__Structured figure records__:
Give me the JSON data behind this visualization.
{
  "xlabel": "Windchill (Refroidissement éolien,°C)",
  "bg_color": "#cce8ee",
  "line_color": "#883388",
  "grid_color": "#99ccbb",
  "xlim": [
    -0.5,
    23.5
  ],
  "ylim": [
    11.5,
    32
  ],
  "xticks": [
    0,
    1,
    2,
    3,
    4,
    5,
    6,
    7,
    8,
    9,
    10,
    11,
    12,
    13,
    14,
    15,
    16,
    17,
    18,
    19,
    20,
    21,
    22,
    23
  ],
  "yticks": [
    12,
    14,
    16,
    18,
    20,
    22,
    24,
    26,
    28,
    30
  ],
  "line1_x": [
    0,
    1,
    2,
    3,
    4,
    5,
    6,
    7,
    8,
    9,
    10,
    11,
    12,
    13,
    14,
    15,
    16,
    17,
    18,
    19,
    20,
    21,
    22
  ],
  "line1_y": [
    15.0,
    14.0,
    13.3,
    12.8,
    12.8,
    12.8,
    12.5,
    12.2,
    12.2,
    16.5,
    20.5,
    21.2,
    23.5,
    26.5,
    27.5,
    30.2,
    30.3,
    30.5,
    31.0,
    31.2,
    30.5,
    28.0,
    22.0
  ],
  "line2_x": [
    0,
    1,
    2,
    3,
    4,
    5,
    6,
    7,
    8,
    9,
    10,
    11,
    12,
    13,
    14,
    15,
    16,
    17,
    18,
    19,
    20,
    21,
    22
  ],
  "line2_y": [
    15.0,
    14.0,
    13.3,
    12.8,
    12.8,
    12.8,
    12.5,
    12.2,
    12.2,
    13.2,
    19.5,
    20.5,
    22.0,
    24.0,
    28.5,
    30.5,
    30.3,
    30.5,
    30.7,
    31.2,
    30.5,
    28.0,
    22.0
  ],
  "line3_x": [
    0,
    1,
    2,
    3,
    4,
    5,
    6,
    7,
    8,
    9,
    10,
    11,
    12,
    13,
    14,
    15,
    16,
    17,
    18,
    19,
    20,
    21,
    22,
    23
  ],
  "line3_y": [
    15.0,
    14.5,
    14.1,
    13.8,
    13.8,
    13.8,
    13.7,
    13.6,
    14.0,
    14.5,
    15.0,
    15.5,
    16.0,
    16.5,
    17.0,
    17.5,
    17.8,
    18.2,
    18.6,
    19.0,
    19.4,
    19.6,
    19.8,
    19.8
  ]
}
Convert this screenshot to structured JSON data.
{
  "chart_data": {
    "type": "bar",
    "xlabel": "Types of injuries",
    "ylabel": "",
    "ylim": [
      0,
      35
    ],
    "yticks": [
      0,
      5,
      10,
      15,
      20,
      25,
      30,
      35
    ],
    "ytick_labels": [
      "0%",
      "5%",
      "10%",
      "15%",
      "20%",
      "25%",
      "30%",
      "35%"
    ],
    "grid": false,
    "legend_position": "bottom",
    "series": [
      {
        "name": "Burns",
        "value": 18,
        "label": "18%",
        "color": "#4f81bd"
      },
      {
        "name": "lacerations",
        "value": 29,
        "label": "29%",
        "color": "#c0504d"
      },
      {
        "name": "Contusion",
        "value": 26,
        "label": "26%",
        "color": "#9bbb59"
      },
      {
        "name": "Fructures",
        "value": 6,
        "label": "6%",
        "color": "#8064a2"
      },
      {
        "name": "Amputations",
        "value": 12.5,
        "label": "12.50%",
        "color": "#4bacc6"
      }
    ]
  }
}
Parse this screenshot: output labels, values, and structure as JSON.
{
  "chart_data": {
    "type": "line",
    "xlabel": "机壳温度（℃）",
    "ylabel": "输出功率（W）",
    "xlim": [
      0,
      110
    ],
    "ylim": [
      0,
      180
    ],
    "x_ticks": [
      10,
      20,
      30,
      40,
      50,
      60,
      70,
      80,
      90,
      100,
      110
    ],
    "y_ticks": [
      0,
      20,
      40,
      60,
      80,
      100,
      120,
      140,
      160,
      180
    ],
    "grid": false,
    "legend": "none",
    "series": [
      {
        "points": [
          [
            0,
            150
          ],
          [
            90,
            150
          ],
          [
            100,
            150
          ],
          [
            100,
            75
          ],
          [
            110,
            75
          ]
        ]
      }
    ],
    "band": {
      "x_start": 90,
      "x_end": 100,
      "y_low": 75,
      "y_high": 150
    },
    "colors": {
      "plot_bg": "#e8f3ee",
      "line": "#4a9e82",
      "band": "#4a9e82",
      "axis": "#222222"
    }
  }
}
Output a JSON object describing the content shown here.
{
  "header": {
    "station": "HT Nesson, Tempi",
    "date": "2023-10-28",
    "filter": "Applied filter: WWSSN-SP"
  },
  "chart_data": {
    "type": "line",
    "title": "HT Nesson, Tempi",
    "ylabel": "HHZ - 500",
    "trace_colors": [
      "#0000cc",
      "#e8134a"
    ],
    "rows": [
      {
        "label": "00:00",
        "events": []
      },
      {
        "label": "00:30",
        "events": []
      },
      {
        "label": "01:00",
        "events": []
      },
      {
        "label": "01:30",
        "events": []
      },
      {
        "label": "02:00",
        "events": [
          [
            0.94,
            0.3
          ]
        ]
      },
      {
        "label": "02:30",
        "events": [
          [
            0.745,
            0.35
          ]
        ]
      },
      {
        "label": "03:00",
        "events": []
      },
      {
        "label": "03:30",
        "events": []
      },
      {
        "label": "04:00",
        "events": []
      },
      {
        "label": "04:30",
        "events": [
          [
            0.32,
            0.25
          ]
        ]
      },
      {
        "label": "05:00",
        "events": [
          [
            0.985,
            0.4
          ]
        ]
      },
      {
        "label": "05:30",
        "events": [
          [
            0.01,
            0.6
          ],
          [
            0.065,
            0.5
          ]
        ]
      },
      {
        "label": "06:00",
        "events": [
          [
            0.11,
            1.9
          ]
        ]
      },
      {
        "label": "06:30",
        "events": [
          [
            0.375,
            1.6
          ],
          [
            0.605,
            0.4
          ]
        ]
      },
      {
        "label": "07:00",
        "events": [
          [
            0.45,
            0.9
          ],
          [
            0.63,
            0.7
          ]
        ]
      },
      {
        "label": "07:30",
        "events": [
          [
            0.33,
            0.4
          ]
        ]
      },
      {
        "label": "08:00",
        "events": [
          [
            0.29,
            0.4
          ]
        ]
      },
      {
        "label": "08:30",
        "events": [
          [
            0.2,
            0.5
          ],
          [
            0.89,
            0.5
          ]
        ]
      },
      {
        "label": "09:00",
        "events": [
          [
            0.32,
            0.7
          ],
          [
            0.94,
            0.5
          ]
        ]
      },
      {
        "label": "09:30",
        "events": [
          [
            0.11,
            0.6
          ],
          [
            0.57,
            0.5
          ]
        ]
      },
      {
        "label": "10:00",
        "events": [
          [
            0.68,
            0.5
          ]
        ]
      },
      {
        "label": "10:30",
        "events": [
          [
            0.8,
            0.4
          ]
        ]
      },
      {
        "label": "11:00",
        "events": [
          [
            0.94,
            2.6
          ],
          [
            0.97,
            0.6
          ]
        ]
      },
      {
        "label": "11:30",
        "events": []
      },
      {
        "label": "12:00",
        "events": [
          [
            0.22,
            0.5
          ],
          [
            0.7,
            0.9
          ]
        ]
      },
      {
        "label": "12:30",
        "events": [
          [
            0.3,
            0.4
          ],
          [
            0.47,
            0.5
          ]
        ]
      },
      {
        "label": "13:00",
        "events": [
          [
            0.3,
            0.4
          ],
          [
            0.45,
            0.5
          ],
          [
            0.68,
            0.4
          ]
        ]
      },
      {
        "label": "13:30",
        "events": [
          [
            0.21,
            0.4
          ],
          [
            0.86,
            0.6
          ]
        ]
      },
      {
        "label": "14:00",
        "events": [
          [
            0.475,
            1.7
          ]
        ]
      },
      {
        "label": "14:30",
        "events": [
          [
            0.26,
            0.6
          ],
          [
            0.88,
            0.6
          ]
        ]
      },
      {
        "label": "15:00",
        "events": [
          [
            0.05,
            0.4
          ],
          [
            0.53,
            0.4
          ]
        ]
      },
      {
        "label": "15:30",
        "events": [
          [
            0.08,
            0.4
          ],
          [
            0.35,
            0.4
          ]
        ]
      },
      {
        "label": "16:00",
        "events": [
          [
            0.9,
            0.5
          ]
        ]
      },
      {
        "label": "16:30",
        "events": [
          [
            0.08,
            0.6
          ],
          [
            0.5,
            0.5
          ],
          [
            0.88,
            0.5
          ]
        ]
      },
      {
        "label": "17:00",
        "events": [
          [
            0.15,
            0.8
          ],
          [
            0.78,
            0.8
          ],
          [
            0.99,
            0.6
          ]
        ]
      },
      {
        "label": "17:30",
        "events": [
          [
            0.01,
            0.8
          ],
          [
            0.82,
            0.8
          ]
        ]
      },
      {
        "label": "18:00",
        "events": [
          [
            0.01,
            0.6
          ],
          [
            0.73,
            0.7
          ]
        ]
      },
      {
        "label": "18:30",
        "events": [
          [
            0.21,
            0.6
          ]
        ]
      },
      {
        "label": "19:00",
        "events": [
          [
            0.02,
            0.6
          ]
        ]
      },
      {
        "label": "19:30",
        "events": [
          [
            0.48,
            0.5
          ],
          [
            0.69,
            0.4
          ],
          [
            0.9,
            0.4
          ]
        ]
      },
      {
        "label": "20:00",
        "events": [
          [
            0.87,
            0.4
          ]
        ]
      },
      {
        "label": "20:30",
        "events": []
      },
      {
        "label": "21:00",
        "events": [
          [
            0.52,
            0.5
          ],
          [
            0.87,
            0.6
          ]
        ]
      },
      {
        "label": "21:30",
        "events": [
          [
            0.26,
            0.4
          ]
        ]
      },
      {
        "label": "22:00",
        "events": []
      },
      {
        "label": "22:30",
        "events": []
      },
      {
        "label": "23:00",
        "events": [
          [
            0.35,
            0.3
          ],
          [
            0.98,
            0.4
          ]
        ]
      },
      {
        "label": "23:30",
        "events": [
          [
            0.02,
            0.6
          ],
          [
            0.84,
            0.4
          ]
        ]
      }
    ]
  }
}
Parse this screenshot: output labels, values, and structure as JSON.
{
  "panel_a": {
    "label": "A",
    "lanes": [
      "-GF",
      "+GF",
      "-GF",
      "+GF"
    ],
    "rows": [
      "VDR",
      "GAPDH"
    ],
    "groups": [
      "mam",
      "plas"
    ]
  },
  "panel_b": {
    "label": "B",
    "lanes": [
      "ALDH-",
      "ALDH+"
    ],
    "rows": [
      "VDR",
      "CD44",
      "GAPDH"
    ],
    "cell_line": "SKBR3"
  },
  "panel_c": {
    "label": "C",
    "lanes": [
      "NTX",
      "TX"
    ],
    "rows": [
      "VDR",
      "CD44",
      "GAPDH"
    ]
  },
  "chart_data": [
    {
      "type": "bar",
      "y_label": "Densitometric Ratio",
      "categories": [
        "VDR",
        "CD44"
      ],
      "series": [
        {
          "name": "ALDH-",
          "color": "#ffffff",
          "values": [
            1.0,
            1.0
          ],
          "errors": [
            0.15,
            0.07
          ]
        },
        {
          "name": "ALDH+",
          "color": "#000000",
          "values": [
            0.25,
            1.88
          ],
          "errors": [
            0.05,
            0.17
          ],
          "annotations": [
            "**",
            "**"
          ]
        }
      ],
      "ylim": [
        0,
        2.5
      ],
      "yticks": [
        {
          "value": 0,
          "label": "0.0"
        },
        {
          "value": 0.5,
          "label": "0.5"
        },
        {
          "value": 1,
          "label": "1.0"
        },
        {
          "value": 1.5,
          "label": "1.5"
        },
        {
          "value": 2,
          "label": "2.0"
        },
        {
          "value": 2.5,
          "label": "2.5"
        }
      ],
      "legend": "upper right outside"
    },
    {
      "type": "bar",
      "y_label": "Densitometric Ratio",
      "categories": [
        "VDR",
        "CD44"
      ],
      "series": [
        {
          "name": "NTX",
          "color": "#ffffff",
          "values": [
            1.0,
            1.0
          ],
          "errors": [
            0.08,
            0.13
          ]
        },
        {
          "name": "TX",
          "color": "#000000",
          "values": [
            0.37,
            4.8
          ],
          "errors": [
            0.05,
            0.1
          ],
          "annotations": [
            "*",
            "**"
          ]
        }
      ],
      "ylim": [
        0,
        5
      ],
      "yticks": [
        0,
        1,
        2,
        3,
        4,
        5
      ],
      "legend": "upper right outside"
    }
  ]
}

__AIM OF THE EXERCISE__: Copy every line above in which the string "xlabel" shows up.

__THE RESULT__:
  "xlabel": "Windchill (Refroidissement éolien,°C)",
    "xlabel": "Types of injuries",
    "xlabel": "机壳温度（℃）",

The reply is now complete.